**What you have to do:** Find every line in the records below that contains the word "repo", and copy each such line.

**Dataset records:**
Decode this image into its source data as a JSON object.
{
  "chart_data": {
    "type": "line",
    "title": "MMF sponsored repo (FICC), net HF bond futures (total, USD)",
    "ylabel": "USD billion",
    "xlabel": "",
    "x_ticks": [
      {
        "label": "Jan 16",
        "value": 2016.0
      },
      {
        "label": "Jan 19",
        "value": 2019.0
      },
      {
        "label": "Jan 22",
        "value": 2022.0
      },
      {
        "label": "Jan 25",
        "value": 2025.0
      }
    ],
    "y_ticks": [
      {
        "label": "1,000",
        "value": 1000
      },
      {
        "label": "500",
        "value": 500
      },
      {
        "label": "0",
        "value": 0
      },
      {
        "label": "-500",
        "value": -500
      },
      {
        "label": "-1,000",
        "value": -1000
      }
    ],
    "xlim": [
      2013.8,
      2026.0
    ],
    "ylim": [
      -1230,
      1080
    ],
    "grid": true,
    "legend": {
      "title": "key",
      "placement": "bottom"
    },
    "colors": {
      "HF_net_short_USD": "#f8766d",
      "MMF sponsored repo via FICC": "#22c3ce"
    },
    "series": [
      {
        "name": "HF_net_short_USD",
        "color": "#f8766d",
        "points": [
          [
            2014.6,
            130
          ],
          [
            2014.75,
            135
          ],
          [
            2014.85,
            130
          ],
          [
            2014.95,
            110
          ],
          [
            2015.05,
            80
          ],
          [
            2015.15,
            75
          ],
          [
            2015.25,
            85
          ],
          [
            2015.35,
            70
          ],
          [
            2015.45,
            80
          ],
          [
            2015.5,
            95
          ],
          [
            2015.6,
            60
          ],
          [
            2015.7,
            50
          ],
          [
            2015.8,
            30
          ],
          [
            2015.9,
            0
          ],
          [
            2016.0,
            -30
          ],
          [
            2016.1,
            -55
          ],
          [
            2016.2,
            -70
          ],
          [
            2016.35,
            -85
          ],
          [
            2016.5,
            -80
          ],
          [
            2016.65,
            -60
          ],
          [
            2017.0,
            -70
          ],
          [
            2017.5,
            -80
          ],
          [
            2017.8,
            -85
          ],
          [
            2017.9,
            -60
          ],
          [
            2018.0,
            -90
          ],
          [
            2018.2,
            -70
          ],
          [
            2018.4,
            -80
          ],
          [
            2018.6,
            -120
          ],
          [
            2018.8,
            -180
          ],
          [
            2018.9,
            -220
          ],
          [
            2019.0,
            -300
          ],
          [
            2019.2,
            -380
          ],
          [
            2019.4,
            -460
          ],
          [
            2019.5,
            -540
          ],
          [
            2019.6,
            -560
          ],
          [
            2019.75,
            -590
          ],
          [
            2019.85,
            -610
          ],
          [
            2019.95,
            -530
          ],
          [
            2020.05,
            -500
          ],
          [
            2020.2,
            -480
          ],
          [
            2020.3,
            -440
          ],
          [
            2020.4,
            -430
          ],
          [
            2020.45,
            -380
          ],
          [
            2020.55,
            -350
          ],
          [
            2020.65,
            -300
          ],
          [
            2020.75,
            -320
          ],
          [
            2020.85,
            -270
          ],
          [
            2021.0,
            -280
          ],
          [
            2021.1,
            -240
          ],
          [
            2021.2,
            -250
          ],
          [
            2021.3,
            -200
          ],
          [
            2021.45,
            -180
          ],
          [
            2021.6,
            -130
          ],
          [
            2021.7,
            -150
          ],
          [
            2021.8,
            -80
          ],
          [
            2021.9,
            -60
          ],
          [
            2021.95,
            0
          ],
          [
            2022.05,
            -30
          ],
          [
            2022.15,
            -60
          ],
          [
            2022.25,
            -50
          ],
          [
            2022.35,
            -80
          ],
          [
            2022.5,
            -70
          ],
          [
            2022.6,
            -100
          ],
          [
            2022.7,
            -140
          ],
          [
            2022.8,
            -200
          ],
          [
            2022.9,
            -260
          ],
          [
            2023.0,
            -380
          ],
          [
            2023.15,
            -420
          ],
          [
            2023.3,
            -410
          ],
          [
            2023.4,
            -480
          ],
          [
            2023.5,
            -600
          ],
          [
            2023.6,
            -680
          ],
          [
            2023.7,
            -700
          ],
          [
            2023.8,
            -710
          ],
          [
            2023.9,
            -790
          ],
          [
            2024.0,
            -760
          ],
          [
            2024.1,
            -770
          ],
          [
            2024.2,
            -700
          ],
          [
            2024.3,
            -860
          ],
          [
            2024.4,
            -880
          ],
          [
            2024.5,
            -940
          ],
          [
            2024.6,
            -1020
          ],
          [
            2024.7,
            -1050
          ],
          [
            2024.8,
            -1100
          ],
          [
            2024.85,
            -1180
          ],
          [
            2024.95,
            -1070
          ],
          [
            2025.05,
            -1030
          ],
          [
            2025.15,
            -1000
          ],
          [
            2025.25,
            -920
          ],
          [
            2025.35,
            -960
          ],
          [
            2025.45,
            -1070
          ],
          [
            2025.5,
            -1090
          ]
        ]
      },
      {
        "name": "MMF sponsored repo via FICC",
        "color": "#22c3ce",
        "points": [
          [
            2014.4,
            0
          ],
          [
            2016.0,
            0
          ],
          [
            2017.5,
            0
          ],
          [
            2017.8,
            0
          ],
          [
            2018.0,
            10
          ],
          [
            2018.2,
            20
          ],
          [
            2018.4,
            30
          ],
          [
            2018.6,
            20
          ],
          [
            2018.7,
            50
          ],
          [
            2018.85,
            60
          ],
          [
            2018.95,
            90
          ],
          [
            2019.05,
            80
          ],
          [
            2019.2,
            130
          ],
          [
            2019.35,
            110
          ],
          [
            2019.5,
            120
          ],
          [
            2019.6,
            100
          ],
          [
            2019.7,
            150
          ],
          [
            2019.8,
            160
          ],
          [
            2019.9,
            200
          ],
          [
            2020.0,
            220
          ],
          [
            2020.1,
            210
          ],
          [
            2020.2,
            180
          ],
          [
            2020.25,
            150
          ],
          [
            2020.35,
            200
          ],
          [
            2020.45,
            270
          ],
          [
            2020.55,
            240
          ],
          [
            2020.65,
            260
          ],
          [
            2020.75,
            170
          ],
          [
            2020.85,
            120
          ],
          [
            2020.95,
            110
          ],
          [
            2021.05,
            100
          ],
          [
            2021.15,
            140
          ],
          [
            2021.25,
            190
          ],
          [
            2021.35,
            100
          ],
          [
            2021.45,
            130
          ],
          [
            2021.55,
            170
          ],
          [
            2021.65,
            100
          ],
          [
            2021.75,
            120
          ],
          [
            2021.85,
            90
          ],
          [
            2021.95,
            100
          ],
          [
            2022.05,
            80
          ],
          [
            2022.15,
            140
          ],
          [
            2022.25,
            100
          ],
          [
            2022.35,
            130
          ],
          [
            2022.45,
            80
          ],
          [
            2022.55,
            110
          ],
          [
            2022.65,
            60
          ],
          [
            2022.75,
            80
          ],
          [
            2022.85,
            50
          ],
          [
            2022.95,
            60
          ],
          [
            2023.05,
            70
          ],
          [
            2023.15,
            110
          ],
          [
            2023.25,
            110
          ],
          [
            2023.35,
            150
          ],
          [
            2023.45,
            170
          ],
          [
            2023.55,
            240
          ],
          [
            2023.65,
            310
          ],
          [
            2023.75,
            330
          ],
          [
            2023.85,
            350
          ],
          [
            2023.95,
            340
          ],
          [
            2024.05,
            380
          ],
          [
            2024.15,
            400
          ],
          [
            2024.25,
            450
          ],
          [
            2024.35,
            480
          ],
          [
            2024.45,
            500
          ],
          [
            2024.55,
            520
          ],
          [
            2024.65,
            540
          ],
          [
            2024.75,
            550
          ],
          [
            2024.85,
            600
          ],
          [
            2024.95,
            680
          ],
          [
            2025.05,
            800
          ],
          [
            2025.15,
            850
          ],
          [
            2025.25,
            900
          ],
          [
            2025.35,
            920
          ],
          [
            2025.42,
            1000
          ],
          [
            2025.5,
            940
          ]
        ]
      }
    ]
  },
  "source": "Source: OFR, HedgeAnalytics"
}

**Result of this task:**
    "title": "MMF sponsored repo (FICC), net HF bond futures (total, USD)",
      "MMF sponsored repo via FICC": "#22c3ce"
        "name": "MMF sponsored repo via FICC",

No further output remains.